**SUPPLIED ENTRIES:**
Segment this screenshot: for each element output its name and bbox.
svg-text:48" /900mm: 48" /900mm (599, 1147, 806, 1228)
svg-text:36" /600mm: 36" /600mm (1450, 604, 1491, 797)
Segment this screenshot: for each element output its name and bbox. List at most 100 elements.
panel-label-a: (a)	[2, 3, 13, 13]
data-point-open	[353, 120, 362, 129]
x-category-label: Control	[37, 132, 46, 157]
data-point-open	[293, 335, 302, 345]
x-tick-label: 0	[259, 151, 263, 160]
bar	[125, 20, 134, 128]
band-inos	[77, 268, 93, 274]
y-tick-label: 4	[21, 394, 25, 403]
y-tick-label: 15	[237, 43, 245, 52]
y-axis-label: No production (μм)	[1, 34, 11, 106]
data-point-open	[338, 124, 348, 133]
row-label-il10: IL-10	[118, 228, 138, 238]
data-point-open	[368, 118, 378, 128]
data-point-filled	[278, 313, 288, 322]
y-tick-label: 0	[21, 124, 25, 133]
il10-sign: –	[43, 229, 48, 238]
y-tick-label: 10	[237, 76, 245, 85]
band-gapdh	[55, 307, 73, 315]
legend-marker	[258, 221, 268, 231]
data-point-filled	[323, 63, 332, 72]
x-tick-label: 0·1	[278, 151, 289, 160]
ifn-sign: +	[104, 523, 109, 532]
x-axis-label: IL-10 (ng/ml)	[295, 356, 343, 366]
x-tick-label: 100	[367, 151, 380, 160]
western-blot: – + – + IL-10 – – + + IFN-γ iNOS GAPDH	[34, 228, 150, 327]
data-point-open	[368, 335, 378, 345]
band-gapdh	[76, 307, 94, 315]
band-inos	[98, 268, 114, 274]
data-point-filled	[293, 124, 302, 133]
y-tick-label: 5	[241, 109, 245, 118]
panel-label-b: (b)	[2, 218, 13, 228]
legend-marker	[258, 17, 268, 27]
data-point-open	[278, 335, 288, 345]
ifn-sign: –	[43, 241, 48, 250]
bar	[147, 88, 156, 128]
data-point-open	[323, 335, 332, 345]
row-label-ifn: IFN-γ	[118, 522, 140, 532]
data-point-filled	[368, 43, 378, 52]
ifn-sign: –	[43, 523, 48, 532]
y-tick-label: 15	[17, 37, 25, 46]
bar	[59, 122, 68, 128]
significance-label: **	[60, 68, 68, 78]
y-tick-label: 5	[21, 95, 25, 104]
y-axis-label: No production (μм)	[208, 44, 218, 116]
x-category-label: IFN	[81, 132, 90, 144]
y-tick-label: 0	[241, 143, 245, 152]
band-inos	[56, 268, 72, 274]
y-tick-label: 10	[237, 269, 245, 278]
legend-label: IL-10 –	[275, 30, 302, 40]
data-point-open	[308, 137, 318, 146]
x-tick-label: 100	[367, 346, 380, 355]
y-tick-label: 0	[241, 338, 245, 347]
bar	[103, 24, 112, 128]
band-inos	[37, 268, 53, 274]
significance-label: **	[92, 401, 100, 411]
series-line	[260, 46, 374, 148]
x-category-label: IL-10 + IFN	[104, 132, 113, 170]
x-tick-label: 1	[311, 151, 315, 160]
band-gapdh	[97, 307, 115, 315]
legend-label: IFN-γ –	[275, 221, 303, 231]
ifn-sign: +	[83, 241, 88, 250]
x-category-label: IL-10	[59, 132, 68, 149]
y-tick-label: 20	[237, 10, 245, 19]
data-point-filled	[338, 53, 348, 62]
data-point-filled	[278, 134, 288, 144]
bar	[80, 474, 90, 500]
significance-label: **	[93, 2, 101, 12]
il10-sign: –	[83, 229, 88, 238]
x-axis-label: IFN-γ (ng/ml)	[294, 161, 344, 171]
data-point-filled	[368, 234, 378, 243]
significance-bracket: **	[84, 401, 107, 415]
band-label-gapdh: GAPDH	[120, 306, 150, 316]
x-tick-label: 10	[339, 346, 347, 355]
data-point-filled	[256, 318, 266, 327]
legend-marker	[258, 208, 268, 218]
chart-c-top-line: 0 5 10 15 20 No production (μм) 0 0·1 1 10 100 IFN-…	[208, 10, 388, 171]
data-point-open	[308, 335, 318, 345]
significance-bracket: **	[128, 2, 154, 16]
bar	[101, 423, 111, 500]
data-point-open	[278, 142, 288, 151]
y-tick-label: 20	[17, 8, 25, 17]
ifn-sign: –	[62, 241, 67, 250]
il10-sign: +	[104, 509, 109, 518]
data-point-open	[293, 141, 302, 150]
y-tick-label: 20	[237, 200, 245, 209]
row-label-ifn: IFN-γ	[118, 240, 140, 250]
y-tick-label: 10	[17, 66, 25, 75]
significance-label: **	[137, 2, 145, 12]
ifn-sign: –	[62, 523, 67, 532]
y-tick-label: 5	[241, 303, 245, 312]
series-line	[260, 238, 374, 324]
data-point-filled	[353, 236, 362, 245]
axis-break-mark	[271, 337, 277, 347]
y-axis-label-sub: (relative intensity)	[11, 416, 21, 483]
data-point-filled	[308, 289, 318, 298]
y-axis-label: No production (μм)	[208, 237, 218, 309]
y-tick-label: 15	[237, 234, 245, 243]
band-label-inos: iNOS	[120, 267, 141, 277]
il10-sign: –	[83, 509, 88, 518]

**AIM:** Pick out every line of the listing above that contains the string "bbox", matching case exactly.

**ANSWER FOR THIS EXERCISE:**
Segment this screenshot: for each element output its name and bbox.
Segment this screenshot: for each element output its name and bbox. List at most 100 elements.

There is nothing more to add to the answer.